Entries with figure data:
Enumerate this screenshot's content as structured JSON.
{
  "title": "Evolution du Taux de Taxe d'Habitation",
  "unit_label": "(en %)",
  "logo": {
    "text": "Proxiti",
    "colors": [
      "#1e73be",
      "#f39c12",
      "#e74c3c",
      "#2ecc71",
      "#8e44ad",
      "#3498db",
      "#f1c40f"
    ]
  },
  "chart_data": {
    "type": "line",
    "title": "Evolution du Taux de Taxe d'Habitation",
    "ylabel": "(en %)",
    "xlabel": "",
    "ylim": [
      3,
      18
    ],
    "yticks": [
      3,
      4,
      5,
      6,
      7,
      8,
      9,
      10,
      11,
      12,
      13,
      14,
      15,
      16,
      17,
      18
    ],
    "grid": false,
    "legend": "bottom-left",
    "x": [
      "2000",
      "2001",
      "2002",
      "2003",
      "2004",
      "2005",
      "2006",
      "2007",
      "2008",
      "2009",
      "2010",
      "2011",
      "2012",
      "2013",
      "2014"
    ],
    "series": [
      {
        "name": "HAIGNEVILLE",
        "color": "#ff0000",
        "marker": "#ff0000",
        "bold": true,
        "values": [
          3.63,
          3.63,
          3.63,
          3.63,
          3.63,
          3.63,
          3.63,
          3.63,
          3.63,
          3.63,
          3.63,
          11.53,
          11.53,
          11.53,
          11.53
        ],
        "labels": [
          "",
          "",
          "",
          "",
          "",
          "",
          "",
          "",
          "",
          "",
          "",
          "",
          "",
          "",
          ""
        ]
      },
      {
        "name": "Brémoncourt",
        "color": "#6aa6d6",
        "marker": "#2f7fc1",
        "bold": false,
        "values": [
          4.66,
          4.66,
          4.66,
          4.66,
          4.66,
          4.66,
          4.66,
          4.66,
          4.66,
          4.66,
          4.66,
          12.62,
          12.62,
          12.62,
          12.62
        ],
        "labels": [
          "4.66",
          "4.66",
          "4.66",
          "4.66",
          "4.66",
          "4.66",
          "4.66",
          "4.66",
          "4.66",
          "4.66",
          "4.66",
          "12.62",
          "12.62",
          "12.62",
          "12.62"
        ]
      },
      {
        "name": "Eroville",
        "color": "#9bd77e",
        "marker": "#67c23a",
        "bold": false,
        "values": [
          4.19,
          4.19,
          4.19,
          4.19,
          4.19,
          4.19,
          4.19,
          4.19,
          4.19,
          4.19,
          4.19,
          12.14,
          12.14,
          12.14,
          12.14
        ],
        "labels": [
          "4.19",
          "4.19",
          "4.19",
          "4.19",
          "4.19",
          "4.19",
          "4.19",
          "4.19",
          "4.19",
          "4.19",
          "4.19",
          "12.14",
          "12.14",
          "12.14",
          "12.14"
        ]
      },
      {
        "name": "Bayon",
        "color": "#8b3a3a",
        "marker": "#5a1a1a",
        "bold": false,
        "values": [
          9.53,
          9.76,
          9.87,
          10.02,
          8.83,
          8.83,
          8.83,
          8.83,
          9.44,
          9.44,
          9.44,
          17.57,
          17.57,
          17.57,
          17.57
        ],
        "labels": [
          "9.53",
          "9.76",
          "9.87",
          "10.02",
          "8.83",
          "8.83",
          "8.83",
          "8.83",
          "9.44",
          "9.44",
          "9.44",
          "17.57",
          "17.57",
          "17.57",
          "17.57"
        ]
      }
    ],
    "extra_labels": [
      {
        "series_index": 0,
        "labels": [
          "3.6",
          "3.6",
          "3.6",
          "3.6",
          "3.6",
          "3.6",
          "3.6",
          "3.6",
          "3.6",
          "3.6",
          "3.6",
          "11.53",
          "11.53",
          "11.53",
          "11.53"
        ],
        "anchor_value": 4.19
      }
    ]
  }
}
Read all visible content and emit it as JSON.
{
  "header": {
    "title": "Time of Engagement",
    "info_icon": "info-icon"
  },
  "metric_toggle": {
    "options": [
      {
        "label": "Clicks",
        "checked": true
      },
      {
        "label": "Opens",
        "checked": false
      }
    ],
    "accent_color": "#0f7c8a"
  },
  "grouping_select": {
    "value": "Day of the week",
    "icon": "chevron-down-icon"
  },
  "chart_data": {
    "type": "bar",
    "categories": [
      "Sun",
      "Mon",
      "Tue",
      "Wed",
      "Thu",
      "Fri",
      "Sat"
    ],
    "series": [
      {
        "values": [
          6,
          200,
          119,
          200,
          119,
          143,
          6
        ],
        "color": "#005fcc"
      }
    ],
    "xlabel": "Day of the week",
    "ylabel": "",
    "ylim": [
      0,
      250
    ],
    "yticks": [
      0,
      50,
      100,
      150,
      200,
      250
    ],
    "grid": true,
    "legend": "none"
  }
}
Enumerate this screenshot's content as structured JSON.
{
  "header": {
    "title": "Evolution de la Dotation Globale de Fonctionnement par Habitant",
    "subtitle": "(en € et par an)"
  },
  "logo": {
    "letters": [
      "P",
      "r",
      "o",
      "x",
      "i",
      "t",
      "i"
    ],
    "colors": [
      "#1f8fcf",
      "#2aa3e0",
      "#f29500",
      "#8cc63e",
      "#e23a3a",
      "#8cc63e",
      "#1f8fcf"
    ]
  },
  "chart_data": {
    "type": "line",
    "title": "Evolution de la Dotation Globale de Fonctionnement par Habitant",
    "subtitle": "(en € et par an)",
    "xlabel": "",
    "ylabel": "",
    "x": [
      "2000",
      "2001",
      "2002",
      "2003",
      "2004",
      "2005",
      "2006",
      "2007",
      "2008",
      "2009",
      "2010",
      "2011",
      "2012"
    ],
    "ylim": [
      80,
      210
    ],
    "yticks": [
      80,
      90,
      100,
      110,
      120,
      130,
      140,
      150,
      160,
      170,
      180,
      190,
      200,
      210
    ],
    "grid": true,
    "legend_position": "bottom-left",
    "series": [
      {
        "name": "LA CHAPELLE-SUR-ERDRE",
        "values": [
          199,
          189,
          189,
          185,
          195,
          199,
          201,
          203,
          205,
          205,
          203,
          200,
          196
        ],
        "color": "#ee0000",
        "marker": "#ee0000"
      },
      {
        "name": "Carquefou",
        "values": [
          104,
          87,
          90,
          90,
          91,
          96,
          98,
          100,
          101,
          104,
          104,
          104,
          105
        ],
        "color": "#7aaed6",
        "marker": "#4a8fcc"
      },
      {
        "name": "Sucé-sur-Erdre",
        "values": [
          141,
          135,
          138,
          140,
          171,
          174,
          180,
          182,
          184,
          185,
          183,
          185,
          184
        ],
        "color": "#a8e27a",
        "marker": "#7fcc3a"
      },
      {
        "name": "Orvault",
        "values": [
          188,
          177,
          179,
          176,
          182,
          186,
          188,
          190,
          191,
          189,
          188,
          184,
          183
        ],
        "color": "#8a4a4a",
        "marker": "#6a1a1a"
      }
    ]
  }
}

- **Task instructions**
Repeat all entries. Match them exactly.

- **Response**
Enumerate this screenshot's content as structured JSON.
{
  "title": "Evolution du Taux de Taxe d'Habitation",
  "unit_label": "(en %)",
  "logo": {
    "text": "Proxiti",
    "colors": [
      "#1e73be",
      "#f39c12",
      "#e74c3c",
      "#2ecc71",
      "#8e44ad",
      "#3498db",
      "#f1c40f"
    ]
  },
  "chart_data": {
    "type": "line",
    "title": "Evolution du Taux de Taxe d'Habitation",
    "ylabel": "(en %)",
    "xlabel": "",
    "ylim": [
      3,
      18
    ],
    "yticks": [
      3,
      4,
      5,
      6,
      7,
      8,
      9,
      10,
      11,
      12,
      13,
      14,
      15,
      16,
      17,
      18
    ],
    "grid": false,
    "legend": "bottom-left",
    "x": [
      "2000",
      "2001",
      "2002",
      "2003",
      "2004",
      "2005",
      "2006",
      "2007",
      "2008",
      "2009",
      "2010",
      "2011",
      "2012",
      "2013",
      "2014"
    ],
    "series": [
      {
        "name": "HAIGNEVILLE",
        "color": "#ff0000",
        "marker": "#ff0000",
        "bold": true,
        "values": [
          3.63,
          3.63,
          3.63,
          3.63,
          3.63,
          3.63,
          3.63,
          3.63,
          3.63,
          3.63,
          3.63,
          11.53,
          11.53,
          11.53,
          11.53
        ],
        "labels": [
          "",
          "",
          "",
          "",
          "",
          "",
          "",
          "",
          "",
          "",
          "",
          "",
          "",
          "",
          ""
        ]
      },
      {
        "name": "Brémoncourt",
        "color": "#6aa6d6",
        "marker": "#2f7fc1",
        "bold": false,
        "values": [
          4.66,
          4.66,
          4.66,
          4.66,
          4.66,
          4.66,
          4.66,
          4.66,
          4.66,
          4.66,
          4.66,
          12.62,
          12.62,
          12.62,
          12.62
        ],
        "labels": [
          "4.66",
          "4.66",
          "4.66",
          "4.66",
          "4.66",
          "4.66",
          "4.66",
          "4.66",
          "4.66",
          "4.66",
          "4.66",
          "12.62",
          "12.62",
          "12.62",
          "12.62"
        ]
      },
      {
        "name": "Eroville",
        "color": "#9bd77e",
        "marker": "#67c23a",
        "bold": false,
        "values": [
          4.19,
          4.19,
          4.19,
          4.19,
          4.19,
          4.19,
          4.19,
          4.19,
          4.19,
          4.19,
          4.19,
          12.14,
          12.14,
          12.14,
          12.14
        ],
        "labels": [
          "4.19",
          "4.19",
          "4.19",
          "4.19",
          "4.19",
          "4.19",
          "4.19",
          "4.19",
          "4.19",
          "4.19",
          "4.19",
          "12.14",
          "12.14",
          "12.14",
          "12.14"
        ]
      },
      {
        "name": "Bayon",
        "color": "#8b3a3a",
        "marker": "#5a1a1a",
        "bold": false,
        "values": [
          9.53,
          9.76,
          9.87,
          10.02,
          8.83,
          8.83,
          8.83,
          8.83,
          9.44,
          9.44,
          9.44,
          17.57,
          17.57,
          17.57,
          17.57
        ],
        "labels": [
          "9.53",
          "9.76",
          "9.87",
          "10.02",
          "8.83",
          "8.83",
          "8.83",
          "8.83",
          "9.44",
          "9.44",
          "9.44",
          "17.57",
          "17.57",
          "17.57",
          "17.57"
        ]
      }
    ],
    "extra_labels": [
      {
        "series_index": 0,
        "labels": [
          "3.6",
          "3.6",
          "3.6",
          "3.6",
          "3.6",
          "3.6",
          "3.6",
          "3.6",
          "3.6",
          "3.6",
          "3.6",
          "11.53",
          "11.53",
          "11.53",
          "11.53"
        ],
        "anchor_value": 4.19
      }
    ]
  }
}
Read all visible content and emit it as JSON.
{
  "header": {
    "title": "Time of Engagement",
    "info_icon": "info-icon"
  },
  "metric_toggle": {
    "options": [
      {
        "label": "Clicks",
        "checked": true
      },
      {
        "label": "Opens",
        "checked": false
      }
    ],
    "accent_color": "#0f7c8a"
  },
  "grouping_select": {
    "value": "Day of the week",
    "icon": "chevron-down-icon"
  },
  "chart_data": {
    "type": "bar",
    "categories": [
      "Sun",
      "Mon",
      "Tue",
      "Wed",
      "Thu",
      "Fri",
      "Sat"
    ],
    "series": [
      {
        "values": [
          6,
          200,
          119,
          200,
          119,
          143,
          6
        ],
        "color": "#005fcc"
      }
    ],
    "xlabel": "Day of the week",
    "ylabel": "",
    "ylim": [
      0,
      250
    ],
    "yticks": [
      0,
      50,
      100,
      150,
      200,
      250
    ],
    "grid": true,
    "legend": "none"
  }
}
Enumerate this screenshot's content as structured JSON.
{
  "header": {
    "title": "Evolution de la Dotation Globale de Fonctionnement par Habitant",
    "subtitle": "(en € et par an)"
  },
  "logo": {
    "letters": [
      "P",
      "r",
      "o",
      "x",
      "i",
      "t",
      "i"
    ],
    "colors": [
      "#1f8fcf",
      "#2aa3e0",
      "#f29500",
      "#8cc63e",
      "#e23a3a",
      "#8cc63e",
      "#1f8fcf"
    ]
  },
  "chart_data": {
    "type": "line",
    "title": "Evolution de la Dotation Globale de Fonctionnement par Habitant",
    "subtitle": "(en € et par an)",
    "xlabel": "",
    "ylabel": "",
    "x": [
      "2000",
      "2001",
      "2002",
      "2003",
      "2004",
      "2005",
      "2006",
      "2007",
      "2008",
      "2009",
      "2010",
      "2011",
      "2012"
    ],
    "ylim": [
      80,
      210
    ],
    "yticks": [
      80,
      90,
      100,
      110,
      120,
      130,
      140,
      150,
      160,
      170,
      180,
      190,
      200,
      210
    ],
    "grid": true,
    "legend_position": "bottom-left",
    "series": [
      {
        "name": "LA CHAPELLE-SUR-ERDRE",
        "values": [
          199,
          189,
          189,
          185,
          195,
          199,
          201,
          203,
          205,
          205,
          203,
          200,
          196
        ],
        "color": "#ee0000",
        "marker": "#ee0000"
      },
      {
        "name": "Carquefou",
        "values": [
          104,
          87,
          90,
          90,
          91,
          96,
          98,
          100,
          101,
          104,
          104,
          104,
          105
        ],
        "color": "#7aaed6",
        "marker": "#4a8fcc"
      },
      {
        "name": "Sucé-sur-Erdre",
        "values": [
          141,
          135,
          138,
          140,
          171,
          174,
          180,
          182,
          184,
          185,
          183,
          185,
          184
        ],
        "color": "#a8e27a",
        "marker": "#7fcc3a"
      },
      {
        "name": "Orvault",
        "values": [
          188,
          177,
          179,
          176,
          182,
          186,
          188,
          190,
          191,
          189,
          188,
          184,
          183
        ],
        "color": "#8a4a4a",
        "marker": "#6a1a1a"
      }
    ]
  }
}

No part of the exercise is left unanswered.